§ **The request**:
Wherever a line below holds the word "find", copy that line.

Data items
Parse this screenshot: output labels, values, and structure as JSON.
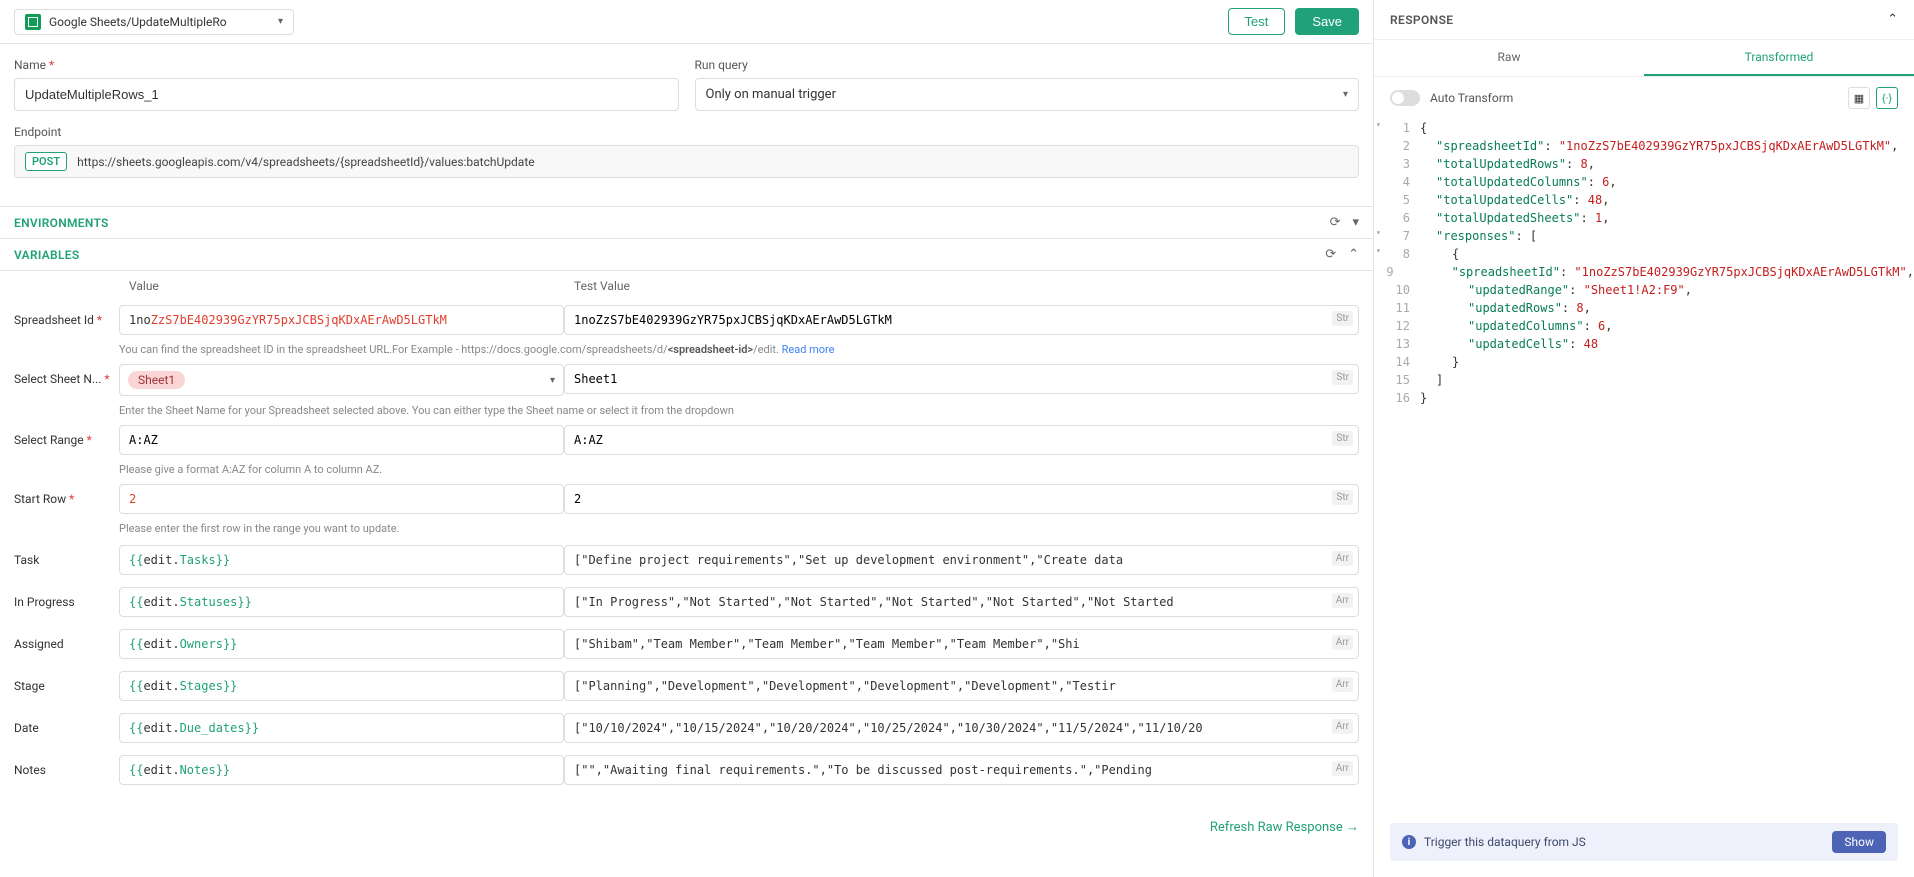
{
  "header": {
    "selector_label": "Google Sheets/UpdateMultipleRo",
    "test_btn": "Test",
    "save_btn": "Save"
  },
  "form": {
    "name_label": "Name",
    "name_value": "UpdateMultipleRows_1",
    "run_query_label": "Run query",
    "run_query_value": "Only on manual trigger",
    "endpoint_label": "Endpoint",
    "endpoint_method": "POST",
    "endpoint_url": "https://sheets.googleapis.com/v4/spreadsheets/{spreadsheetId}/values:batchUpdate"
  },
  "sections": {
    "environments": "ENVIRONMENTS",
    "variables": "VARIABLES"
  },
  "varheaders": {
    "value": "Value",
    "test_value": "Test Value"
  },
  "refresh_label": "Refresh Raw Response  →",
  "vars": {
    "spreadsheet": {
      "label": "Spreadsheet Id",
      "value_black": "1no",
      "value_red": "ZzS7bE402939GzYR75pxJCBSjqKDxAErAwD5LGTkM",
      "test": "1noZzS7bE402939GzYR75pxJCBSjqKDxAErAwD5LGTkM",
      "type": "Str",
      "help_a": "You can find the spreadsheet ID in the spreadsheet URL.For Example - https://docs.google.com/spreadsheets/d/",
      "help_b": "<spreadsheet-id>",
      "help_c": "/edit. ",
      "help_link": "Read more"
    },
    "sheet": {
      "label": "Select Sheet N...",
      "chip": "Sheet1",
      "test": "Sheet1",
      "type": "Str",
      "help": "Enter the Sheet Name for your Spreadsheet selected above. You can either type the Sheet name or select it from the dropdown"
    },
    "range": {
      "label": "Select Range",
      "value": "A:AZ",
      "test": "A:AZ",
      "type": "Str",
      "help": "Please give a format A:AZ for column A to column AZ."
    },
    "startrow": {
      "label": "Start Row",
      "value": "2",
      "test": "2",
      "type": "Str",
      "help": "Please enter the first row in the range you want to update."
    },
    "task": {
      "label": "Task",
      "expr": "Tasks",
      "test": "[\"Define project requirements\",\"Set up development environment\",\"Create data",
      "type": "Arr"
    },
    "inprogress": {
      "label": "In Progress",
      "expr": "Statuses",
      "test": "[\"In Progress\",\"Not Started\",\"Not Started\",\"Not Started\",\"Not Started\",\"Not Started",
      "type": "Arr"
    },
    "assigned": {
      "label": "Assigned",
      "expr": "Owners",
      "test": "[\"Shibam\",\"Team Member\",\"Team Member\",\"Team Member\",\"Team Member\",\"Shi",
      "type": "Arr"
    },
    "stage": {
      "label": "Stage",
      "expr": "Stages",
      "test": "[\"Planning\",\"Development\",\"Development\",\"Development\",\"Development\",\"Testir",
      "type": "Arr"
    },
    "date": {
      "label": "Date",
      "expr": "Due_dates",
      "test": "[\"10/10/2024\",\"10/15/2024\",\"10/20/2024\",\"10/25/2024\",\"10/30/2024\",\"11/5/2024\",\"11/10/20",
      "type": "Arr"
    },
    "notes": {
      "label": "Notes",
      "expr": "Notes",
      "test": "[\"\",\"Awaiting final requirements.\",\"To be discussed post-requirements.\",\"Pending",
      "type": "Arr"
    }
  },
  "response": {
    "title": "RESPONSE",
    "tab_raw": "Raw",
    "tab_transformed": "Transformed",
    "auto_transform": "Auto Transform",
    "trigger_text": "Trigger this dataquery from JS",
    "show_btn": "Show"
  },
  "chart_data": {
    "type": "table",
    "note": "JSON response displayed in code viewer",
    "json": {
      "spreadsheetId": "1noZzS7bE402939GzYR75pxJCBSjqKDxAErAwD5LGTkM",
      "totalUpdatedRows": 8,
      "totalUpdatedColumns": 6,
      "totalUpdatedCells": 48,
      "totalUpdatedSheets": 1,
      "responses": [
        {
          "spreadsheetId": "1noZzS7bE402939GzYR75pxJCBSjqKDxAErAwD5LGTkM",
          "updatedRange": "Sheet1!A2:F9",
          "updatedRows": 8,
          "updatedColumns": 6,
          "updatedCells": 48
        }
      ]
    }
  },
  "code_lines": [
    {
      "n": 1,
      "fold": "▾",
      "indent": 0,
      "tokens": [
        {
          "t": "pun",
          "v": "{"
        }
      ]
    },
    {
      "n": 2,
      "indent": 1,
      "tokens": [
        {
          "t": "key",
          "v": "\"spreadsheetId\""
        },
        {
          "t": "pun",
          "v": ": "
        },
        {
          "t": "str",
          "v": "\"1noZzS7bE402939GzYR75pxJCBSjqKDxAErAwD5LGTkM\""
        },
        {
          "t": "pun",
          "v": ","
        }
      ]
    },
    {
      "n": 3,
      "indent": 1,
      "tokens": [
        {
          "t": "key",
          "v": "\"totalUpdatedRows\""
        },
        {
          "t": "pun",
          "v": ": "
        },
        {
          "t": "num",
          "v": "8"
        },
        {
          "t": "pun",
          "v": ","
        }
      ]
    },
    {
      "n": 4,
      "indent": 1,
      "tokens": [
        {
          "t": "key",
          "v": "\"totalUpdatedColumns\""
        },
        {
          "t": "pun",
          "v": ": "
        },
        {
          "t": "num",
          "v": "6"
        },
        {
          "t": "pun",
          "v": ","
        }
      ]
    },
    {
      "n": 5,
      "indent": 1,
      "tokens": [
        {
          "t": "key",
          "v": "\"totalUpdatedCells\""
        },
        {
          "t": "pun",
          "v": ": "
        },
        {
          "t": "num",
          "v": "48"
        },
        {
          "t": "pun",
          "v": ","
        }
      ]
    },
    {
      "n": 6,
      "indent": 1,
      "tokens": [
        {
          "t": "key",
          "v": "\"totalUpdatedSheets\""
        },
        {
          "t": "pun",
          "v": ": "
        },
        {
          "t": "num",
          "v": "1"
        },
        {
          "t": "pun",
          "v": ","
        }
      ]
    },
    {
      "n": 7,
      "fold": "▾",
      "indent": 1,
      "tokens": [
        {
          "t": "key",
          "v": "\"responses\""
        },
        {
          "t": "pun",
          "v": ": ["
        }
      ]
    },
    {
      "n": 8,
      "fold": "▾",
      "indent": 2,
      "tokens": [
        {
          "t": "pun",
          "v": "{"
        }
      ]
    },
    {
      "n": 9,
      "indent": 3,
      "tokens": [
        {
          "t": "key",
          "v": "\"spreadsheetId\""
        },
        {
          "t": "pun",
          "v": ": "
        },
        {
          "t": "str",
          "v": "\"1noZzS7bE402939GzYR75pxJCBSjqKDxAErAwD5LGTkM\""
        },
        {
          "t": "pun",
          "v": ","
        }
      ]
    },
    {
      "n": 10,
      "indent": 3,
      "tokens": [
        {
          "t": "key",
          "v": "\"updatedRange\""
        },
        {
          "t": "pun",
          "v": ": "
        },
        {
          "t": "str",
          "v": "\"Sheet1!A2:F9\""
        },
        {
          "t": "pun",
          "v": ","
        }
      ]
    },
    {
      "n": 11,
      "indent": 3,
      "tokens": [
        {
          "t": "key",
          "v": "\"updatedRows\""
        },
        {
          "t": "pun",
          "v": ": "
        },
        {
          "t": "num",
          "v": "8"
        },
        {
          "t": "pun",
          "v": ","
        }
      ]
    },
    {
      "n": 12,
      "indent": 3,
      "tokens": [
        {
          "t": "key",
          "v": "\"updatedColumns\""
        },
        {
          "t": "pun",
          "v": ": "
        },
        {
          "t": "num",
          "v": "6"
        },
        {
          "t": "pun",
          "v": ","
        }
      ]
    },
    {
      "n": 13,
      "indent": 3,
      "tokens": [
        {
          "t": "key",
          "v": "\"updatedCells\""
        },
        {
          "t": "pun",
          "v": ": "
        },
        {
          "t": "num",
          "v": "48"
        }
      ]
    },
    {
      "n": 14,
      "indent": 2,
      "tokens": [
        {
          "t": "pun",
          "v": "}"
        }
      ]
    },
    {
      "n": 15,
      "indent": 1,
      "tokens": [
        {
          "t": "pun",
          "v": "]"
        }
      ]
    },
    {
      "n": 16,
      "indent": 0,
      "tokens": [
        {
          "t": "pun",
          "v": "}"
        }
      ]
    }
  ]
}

...

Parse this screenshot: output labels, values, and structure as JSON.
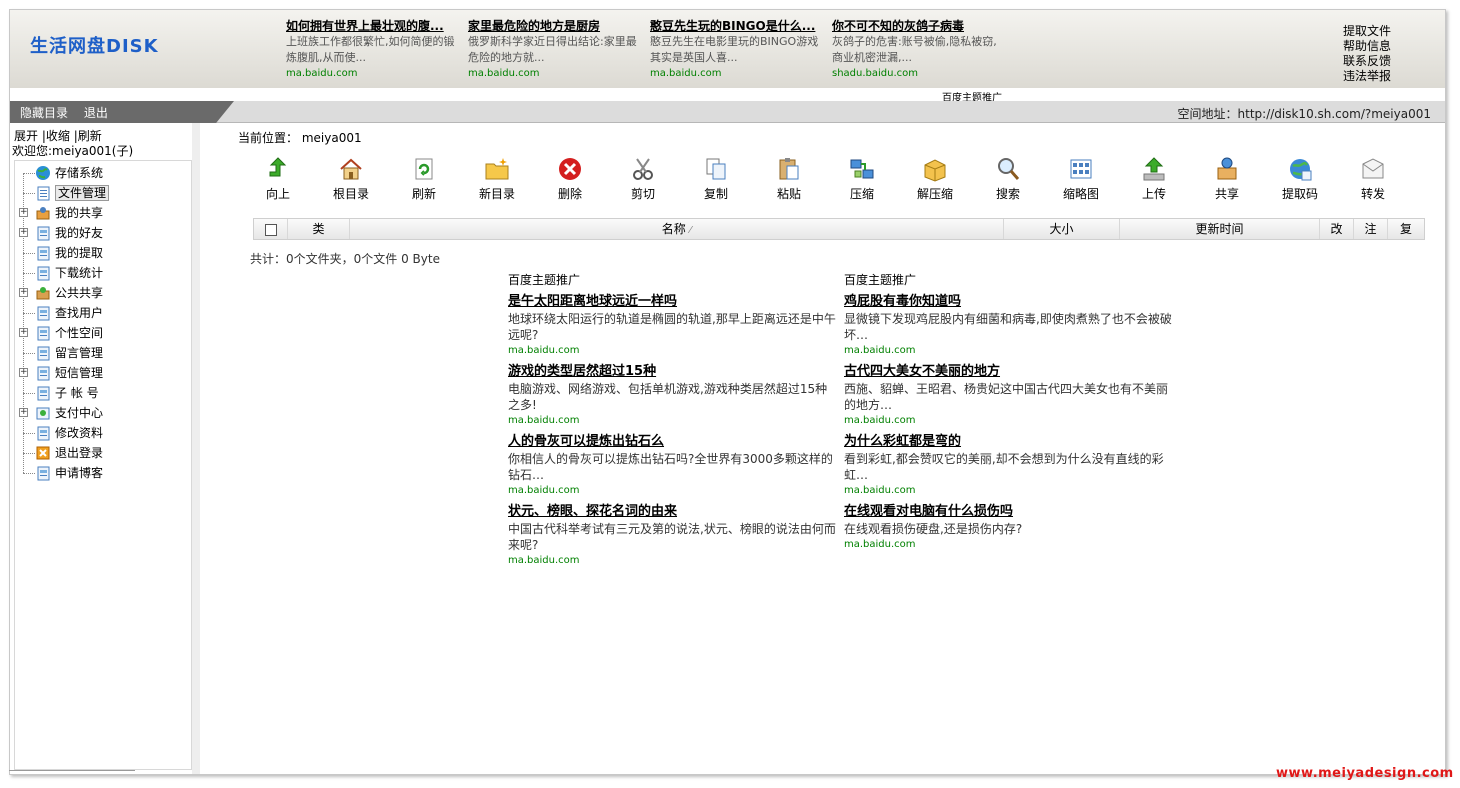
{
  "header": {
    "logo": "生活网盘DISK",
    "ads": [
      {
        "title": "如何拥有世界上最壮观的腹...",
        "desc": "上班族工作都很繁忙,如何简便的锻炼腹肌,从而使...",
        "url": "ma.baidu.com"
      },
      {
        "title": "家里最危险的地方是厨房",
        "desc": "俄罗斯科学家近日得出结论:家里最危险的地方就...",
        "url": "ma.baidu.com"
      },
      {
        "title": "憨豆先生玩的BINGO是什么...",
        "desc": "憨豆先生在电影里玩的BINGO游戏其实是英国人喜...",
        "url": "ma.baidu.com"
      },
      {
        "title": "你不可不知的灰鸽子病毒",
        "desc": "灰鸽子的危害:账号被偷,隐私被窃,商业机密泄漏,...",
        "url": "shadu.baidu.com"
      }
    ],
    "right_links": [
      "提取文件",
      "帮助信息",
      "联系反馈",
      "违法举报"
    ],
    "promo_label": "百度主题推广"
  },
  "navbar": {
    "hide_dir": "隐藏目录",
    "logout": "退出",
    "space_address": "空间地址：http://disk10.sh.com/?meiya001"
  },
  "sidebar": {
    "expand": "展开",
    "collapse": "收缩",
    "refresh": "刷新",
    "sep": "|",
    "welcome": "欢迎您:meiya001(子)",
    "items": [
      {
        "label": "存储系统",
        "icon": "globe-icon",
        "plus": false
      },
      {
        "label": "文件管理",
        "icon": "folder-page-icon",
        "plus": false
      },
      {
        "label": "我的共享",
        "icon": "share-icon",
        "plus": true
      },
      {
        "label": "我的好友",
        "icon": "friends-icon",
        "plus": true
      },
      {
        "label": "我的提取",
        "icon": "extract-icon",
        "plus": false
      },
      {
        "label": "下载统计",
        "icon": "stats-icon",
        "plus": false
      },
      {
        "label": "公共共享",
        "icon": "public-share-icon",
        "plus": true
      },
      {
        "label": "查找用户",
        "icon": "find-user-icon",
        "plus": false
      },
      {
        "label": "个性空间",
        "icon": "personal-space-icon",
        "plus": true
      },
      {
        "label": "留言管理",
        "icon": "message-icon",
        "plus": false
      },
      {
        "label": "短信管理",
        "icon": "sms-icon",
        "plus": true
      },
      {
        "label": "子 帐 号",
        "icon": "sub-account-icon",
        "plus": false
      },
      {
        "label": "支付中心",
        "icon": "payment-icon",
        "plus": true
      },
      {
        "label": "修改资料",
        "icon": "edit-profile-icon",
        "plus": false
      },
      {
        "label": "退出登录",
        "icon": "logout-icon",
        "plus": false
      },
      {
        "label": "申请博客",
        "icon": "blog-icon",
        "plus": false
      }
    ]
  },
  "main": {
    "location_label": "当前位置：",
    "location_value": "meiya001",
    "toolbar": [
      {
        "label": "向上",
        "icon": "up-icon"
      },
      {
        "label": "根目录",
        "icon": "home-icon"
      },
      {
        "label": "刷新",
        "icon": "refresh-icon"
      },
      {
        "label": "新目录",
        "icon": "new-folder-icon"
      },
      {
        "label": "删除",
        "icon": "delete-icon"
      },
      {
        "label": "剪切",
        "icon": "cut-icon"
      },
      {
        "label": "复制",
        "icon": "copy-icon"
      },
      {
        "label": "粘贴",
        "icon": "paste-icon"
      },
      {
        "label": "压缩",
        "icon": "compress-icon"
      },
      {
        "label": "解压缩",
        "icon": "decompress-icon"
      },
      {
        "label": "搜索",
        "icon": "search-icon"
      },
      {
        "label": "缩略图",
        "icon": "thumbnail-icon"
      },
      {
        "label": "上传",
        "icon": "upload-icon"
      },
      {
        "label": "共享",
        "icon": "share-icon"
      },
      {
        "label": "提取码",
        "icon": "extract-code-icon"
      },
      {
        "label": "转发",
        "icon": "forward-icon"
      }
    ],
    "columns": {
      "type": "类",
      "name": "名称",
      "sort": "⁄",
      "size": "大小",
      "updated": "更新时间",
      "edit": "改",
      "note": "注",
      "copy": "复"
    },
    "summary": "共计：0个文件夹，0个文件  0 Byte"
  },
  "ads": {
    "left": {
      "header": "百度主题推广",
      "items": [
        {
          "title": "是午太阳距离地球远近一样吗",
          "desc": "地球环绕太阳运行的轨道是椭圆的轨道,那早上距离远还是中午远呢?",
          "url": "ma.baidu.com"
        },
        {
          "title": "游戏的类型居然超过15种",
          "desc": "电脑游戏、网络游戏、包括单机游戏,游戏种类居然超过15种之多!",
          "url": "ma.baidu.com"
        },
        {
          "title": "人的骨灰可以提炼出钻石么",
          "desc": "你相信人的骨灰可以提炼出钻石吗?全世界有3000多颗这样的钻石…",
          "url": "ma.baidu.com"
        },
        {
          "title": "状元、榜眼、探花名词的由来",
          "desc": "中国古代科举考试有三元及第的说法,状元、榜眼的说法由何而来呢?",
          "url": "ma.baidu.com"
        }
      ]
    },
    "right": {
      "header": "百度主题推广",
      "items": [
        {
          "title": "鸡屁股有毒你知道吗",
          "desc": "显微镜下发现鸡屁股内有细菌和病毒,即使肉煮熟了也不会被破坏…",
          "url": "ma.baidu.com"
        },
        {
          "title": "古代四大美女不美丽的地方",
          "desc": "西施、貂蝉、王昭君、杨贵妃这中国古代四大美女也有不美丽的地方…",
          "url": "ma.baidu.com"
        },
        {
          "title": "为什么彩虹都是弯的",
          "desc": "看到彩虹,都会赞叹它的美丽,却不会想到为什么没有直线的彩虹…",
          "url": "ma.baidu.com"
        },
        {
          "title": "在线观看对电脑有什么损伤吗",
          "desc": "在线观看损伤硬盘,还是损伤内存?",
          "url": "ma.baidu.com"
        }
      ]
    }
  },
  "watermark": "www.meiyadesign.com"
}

§ **Result**:
      "help_a": "You can find the spreadsheet ID in the spreadsheet URL.For Example - https://docs.google.com/spreadsheets/d/",
        "icon": "find-user-icon",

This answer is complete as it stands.